(Dataset entries)
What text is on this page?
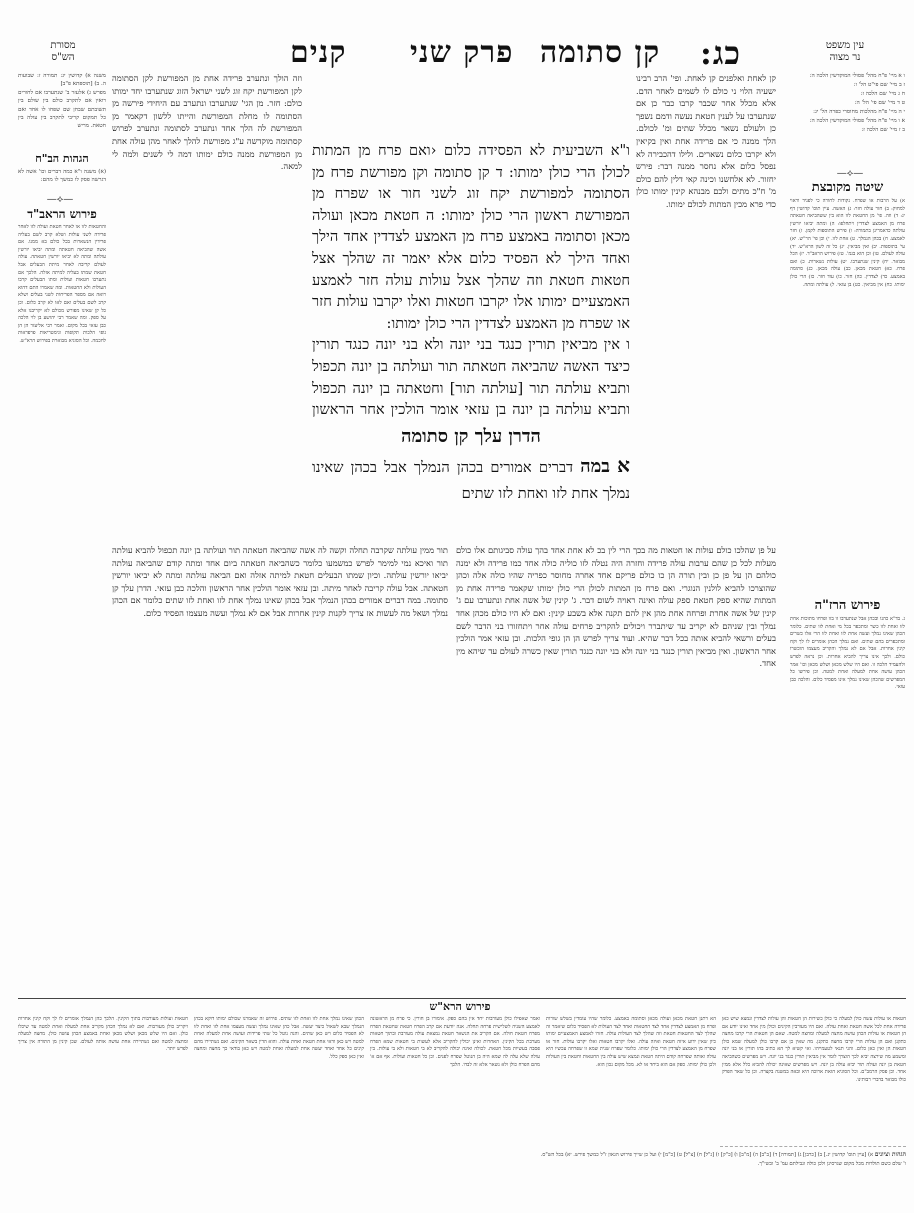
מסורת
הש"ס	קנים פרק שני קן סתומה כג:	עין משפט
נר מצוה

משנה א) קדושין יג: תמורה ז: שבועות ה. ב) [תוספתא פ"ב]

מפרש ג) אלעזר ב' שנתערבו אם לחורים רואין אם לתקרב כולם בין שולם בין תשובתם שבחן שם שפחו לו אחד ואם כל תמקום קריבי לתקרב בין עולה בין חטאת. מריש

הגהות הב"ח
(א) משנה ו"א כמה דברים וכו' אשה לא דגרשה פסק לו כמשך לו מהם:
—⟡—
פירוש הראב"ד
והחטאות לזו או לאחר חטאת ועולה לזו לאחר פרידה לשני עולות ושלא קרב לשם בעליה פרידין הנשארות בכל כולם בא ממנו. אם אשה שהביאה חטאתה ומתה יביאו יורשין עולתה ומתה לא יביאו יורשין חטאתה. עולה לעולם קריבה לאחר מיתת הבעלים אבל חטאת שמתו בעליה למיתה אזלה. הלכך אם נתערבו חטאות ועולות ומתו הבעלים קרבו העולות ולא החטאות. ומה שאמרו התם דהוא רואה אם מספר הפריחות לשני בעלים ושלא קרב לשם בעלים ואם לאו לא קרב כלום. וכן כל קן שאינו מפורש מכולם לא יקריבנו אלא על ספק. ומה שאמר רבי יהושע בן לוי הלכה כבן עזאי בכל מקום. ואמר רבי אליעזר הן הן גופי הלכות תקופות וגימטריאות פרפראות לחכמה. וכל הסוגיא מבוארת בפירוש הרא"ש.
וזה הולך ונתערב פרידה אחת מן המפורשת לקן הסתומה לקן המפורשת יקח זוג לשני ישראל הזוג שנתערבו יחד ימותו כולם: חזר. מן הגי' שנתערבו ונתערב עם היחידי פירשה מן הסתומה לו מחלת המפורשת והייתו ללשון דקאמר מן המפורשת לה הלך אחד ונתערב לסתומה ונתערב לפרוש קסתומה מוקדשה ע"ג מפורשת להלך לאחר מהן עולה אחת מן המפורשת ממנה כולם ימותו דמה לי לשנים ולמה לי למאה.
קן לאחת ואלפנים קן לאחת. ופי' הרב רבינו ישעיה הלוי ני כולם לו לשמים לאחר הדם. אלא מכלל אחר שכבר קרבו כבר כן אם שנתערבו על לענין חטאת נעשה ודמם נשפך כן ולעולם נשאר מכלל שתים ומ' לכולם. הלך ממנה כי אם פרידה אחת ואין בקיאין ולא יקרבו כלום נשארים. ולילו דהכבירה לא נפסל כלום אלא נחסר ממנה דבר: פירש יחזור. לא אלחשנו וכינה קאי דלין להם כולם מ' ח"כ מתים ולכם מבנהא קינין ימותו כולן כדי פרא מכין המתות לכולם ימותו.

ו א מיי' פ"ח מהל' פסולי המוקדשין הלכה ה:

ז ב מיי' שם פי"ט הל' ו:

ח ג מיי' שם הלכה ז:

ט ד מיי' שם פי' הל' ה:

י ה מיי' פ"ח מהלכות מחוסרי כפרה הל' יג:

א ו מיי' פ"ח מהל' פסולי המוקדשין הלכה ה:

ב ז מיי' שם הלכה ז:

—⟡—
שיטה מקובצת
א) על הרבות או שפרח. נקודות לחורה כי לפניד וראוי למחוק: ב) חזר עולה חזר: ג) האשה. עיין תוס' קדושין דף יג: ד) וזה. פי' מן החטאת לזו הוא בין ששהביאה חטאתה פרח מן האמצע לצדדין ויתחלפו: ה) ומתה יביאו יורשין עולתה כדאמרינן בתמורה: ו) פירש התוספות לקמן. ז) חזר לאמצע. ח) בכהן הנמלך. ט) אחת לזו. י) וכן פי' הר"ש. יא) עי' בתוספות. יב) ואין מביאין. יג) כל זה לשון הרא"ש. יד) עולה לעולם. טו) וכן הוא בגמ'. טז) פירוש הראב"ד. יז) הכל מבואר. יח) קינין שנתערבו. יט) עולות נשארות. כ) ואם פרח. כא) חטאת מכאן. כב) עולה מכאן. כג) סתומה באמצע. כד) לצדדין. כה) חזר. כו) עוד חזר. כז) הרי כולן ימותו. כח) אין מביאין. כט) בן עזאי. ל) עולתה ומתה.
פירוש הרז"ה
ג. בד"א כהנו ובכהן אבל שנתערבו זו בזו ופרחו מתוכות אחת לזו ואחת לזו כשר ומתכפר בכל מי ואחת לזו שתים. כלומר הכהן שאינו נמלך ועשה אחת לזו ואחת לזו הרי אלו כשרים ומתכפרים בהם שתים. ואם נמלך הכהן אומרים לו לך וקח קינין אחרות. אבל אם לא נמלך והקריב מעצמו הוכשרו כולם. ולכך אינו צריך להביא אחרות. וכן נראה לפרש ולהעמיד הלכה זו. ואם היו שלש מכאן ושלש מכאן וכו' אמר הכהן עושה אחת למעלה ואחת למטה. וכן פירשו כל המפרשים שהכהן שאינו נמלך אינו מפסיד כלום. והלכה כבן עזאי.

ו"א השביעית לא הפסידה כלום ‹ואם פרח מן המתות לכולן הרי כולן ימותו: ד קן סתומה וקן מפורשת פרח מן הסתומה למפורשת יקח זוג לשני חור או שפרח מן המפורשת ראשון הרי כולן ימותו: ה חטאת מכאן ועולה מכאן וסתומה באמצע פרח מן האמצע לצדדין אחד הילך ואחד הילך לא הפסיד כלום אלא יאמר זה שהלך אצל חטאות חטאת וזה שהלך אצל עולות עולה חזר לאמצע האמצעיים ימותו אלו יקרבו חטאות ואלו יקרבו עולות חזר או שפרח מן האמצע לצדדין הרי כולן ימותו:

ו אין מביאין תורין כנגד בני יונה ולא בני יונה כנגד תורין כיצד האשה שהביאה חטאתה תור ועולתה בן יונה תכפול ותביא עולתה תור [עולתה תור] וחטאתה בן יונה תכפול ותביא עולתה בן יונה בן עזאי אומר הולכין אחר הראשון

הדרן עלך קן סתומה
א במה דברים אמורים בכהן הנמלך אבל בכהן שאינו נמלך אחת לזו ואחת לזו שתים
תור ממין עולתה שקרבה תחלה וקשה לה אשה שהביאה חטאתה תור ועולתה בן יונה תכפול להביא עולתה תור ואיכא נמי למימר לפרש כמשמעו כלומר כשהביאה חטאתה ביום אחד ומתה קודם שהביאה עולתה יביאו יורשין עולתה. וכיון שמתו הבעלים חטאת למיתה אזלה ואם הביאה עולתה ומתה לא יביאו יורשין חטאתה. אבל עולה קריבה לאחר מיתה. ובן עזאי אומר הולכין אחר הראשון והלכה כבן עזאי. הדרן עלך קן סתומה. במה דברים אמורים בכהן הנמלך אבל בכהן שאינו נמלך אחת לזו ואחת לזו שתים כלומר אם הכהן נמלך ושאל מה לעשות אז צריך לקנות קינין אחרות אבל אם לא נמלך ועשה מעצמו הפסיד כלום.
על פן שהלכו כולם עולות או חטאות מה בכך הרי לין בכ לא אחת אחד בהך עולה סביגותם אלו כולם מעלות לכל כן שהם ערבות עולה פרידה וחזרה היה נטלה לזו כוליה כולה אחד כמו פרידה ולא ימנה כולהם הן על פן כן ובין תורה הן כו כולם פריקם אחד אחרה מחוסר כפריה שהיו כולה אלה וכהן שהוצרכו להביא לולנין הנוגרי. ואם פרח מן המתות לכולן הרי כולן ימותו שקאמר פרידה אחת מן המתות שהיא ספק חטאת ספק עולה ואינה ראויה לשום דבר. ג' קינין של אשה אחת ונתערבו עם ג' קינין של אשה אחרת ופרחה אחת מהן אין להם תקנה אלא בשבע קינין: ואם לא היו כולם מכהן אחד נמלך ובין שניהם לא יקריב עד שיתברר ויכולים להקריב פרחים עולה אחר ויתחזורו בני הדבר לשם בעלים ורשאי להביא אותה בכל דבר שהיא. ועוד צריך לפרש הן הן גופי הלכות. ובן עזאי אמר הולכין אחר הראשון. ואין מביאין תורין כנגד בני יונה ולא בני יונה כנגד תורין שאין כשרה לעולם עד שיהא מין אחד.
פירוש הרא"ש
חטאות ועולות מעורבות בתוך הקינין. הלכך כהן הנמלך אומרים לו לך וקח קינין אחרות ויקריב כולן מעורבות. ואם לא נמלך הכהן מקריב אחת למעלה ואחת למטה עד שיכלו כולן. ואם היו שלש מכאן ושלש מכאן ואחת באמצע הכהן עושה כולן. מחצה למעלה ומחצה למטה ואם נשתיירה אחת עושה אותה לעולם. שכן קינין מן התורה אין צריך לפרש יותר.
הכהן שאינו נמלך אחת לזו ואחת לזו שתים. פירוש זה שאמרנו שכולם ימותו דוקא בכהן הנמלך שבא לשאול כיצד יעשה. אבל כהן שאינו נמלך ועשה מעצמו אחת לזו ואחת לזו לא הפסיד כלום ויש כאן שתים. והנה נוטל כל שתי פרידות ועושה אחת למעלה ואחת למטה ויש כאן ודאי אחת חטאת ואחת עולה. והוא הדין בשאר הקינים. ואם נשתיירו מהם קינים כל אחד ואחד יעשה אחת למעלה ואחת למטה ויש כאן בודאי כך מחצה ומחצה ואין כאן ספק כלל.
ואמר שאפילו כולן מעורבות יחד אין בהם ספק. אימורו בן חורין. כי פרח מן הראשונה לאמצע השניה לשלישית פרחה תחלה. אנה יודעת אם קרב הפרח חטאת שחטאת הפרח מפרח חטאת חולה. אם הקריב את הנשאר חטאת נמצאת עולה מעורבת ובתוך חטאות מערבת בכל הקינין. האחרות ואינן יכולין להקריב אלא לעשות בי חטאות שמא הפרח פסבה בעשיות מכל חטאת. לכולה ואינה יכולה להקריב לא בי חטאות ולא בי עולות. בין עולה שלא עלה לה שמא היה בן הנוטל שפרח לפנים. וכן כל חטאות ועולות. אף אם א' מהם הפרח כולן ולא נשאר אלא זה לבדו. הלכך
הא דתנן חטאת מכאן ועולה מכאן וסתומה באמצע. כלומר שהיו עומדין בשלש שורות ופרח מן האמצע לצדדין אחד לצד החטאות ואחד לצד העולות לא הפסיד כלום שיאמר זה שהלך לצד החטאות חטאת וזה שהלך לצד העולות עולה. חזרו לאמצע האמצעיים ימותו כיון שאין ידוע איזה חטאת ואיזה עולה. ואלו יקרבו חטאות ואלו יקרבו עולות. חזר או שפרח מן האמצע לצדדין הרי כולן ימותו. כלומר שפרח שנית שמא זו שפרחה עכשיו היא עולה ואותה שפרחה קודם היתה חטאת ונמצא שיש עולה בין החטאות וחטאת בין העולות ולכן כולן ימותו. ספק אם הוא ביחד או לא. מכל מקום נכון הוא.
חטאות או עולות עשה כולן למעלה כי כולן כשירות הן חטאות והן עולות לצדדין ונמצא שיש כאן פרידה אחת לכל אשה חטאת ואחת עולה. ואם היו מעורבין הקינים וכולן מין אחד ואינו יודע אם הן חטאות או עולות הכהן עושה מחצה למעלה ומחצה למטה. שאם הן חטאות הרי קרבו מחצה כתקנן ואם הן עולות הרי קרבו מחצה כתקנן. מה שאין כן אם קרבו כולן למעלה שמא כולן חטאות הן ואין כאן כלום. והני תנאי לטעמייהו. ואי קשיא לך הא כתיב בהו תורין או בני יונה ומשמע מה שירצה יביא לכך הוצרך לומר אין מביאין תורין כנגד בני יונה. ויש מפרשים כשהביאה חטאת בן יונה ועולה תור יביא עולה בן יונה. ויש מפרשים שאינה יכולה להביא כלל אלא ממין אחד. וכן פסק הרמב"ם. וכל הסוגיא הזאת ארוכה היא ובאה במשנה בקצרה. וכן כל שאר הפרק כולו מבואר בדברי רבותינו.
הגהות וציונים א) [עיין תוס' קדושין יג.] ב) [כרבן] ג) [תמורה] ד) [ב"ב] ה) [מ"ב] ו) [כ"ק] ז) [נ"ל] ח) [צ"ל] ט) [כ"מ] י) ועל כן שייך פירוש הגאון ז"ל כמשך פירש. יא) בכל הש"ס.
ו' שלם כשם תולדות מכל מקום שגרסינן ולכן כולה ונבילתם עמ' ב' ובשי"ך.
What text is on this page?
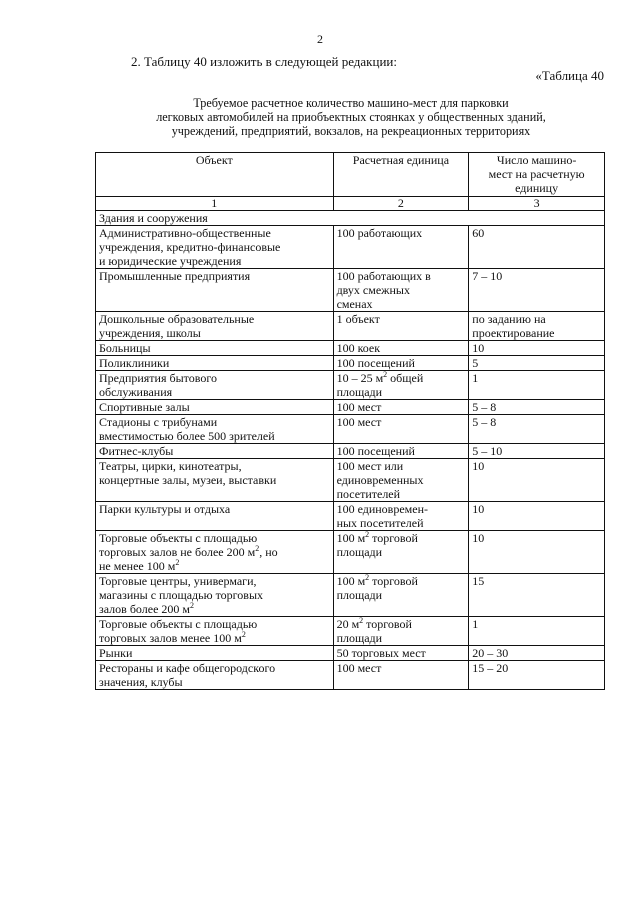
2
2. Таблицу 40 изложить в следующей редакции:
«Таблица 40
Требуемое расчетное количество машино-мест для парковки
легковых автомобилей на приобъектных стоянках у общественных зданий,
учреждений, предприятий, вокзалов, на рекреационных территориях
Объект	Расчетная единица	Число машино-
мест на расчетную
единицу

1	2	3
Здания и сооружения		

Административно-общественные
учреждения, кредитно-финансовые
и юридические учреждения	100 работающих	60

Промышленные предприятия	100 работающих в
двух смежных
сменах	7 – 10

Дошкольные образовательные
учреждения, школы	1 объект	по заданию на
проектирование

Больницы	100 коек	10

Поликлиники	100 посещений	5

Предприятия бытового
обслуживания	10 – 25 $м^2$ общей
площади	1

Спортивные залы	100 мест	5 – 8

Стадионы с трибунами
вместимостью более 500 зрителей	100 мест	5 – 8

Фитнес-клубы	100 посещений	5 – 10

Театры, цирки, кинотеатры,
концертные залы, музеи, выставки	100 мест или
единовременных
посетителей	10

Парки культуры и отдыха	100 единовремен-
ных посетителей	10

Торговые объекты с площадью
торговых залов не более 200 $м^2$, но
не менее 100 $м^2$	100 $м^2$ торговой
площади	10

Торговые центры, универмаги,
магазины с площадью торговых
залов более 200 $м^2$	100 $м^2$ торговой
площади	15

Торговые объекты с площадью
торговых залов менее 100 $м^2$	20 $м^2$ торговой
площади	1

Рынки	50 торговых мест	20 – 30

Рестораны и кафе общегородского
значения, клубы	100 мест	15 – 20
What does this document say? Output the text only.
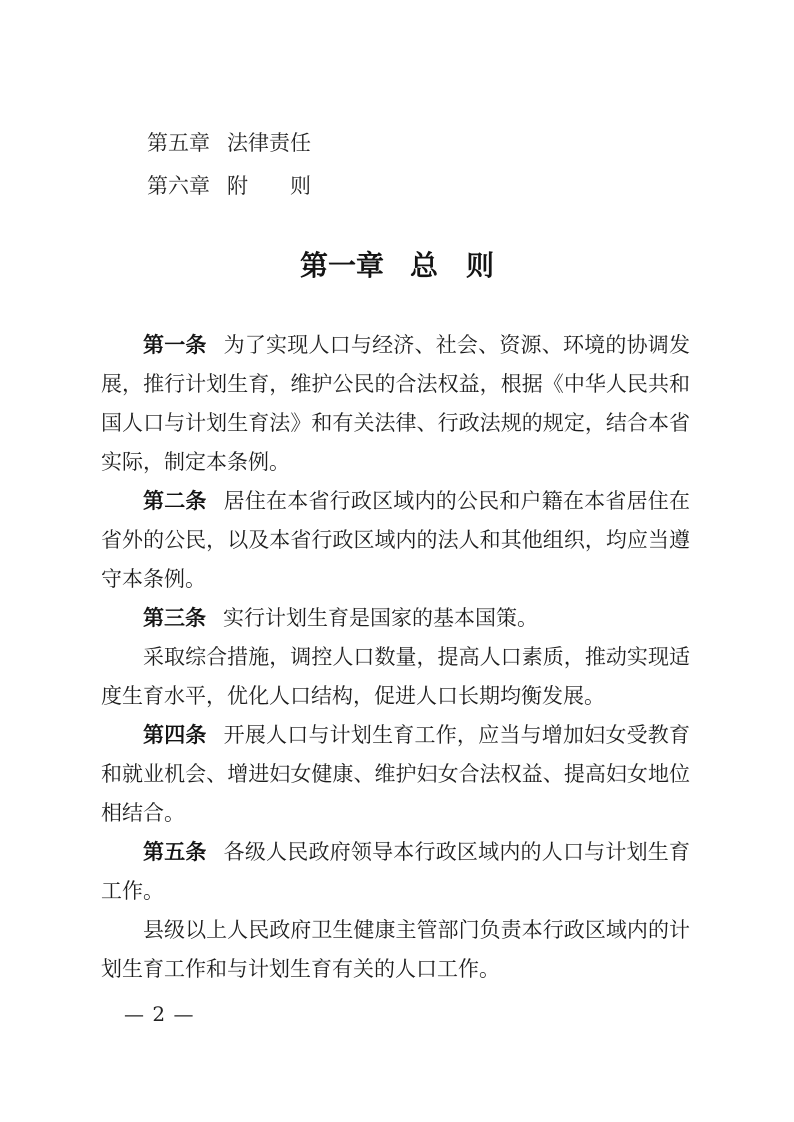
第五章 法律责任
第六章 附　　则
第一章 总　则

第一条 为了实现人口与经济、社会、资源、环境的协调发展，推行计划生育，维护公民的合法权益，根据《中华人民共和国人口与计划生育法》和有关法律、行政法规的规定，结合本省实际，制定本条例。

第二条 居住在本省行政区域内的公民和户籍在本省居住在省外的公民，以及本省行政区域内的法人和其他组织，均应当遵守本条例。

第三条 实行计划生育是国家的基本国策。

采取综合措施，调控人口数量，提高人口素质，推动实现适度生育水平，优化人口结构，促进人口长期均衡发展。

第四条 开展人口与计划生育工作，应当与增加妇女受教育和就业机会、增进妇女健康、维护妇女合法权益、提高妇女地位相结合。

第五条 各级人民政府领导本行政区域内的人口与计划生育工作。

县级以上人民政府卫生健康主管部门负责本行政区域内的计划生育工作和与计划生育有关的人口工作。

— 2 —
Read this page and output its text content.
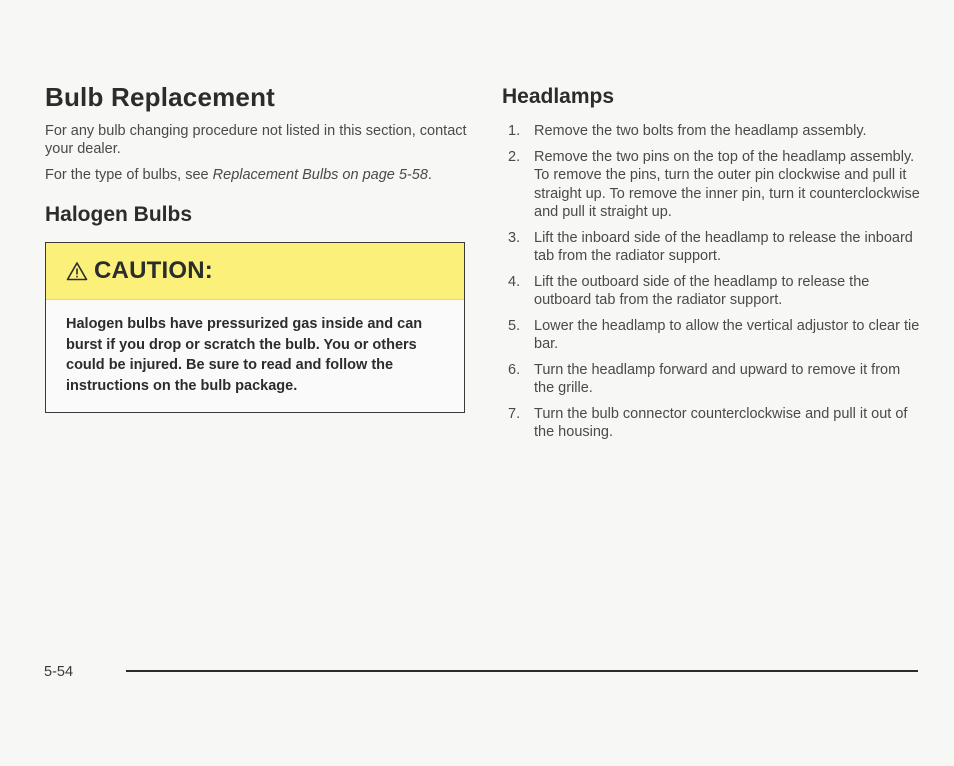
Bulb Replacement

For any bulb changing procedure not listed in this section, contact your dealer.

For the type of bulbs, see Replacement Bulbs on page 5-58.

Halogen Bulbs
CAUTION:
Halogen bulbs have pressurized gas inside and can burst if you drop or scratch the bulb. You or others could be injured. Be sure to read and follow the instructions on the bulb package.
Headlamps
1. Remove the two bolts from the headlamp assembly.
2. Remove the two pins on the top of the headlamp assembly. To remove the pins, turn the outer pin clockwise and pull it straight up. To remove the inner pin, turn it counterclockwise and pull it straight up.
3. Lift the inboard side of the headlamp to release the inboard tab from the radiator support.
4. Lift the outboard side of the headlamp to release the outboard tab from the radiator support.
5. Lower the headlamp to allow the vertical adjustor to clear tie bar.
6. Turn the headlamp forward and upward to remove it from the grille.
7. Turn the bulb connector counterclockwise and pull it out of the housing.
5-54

Task ▸ Each line that has the word "למיתה" should be copied.

Response for this exercise ▸
והחטאות לזו או לאחר חטאת ועולה לזו לאחר פרידה לשני עולות ושלא קרב לשם בעליה פרידין הנשארות בכל כולם בא ממנו. אם אשה שהביאה חטאתה ומתה יביאו יורשין עולתה ומתה לא יביאו יורשין חטאתה. עולה לעולם קריבה לאחר מיתת הבעלים אבל חטאת שמתו בעליה למיתה אזלה. הלכך אם נתערבו חטאות ועולות ומתו הבעלים קרבו העולות ולא החטאות. ומה שאמרו התם דהוא רואה אם מספר הפריחות לשני בעלים ושלא קרב לשם בעלים ואם לאו לא קרב כלום. וכן כל קן שאינו מפורש מכולם לא יקריבנו אלא על ספק. ומה שאמר רבי יהושע בן לוי הלכה כבן עזאי בכל מקום. ואמר רבי אליעזר הן הן גופי הלכות תקופות וגימטריאות פרפראות לחכמה. וכל הסוגיא מבוארת בפירוש הרא"ש.
תור ממין עולתה שקרבה תחלה וקשה לה אשה שהביאה חטאתה תור ועולתה בן יונה תכפול להביא עולתה תור ואיכא נמי למימר לפרש כמשמעו כלומר כשהביאה חטאתה ביום אחד ומתה קודם שהביאה עולתה יביאו יורשין עולתה. וכיון שמתו הבעלים חטאת למיתה אזלה ואם הביאה עולתה ומתה לא יביאו יורשין חטאתה. אבל עולה קריבה לאחר מיתה. ובן עזאי אומר הולכין אחר הראשון והלכה כבן עזאי. הדרן עלך קן סתומה. במה דברים אמורים בכהן הנמלך אבל בכהן שאינו נמלך אחת לזו ואחת לזו שתים כלומר אם הכהן נמלך ושאל מה לעשות אז צריך לקנות קינין אחרות אבל אם לא נמלך ועשה מעצמו הפסיד כלום.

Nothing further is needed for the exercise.